### Material for this exercise ###

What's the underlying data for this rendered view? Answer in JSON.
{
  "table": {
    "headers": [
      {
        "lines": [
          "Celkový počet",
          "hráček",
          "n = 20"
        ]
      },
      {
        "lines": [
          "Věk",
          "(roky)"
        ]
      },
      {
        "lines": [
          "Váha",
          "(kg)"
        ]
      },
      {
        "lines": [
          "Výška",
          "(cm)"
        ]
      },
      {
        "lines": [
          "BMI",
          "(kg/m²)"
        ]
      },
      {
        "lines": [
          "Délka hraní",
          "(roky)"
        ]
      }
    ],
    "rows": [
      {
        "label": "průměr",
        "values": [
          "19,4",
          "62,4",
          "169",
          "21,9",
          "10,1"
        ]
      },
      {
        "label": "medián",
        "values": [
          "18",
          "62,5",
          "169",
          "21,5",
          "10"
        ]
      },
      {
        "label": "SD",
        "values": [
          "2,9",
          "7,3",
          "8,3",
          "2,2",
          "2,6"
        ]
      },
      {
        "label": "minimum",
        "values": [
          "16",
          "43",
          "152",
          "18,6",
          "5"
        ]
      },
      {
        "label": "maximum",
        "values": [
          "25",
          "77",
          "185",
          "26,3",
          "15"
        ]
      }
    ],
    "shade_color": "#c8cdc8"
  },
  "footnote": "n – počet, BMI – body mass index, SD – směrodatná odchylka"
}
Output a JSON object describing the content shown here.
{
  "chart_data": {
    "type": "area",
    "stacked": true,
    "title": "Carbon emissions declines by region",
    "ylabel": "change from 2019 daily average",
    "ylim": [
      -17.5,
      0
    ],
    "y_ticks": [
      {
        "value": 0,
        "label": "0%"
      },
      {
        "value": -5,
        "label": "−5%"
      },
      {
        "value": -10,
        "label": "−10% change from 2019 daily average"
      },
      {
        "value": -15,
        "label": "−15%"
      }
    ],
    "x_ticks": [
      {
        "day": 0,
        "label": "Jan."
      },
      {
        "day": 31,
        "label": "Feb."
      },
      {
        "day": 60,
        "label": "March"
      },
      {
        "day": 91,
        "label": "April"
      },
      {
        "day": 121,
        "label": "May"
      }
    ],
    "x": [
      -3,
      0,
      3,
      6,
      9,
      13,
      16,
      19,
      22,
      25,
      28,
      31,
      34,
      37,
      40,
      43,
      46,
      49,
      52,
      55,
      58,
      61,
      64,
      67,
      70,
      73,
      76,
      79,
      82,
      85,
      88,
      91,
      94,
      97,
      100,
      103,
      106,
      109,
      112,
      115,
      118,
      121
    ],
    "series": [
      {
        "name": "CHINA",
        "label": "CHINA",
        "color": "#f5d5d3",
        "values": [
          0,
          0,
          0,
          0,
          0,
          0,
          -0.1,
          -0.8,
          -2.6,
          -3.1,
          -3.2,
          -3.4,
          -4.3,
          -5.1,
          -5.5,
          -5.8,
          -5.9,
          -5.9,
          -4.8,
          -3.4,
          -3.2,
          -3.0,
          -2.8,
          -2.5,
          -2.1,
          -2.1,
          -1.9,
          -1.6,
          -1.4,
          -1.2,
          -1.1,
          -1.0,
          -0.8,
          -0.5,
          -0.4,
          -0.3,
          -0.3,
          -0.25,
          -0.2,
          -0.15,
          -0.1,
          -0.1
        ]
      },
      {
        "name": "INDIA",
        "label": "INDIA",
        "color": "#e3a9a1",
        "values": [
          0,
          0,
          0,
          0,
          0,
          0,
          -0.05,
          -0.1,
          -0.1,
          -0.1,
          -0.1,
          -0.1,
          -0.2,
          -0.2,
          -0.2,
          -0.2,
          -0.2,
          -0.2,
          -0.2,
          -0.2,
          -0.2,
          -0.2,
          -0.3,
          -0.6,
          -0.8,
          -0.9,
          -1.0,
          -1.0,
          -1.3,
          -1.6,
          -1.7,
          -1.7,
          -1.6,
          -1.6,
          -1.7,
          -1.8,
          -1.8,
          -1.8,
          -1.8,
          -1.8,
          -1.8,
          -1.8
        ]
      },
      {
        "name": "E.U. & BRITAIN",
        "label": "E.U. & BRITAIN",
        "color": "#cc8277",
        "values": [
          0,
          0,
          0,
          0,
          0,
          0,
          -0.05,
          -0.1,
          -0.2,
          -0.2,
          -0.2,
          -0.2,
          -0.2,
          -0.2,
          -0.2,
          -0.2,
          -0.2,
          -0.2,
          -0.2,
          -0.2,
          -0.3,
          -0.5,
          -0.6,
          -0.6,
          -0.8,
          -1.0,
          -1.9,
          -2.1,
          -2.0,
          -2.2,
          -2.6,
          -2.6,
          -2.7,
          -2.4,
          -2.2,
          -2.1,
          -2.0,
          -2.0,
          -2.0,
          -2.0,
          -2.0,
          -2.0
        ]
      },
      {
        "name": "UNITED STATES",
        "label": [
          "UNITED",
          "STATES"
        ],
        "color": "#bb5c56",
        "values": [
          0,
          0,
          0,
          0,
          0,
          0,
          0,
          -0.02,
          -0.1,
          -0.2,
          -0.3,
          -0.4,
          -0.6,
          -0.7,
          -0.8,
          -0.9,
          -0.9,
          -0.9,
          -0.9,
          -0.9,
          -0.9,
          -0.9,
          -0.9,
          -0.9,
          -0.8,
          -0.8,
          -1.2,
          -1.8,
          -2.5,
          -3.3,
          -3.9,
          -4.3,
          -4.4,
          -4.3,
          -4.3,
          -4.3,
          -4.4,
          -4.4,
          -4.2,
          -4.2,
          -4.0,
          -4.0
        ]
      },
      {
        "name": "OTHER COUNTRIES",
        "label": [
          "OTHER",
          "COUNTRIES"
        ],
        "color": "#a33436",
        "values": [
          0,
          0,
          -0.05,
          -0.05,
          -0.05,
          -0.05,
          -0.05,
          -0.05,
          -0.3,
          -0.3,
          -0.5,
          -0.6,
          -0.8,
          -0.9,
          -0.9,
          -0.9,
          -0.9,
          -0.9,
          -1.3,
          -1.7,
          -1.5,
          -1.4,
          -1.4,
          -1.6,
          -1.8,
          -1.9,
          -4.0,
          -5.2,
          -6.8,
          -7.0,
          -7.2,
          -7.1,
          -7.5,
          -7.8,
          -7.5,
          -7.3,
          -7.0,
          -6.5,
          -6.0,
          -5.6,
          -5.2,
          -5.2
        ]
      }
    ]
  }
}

###

■ The task
Report back each line of the entries that holds the string "name".

■ Written response
        "name": "CHINA",
        "name": "INDIA",
        "name": "E.U. & BRITAIN",
        "name": "UNITED STATES",
        "name": "OTHER COUNTRIES",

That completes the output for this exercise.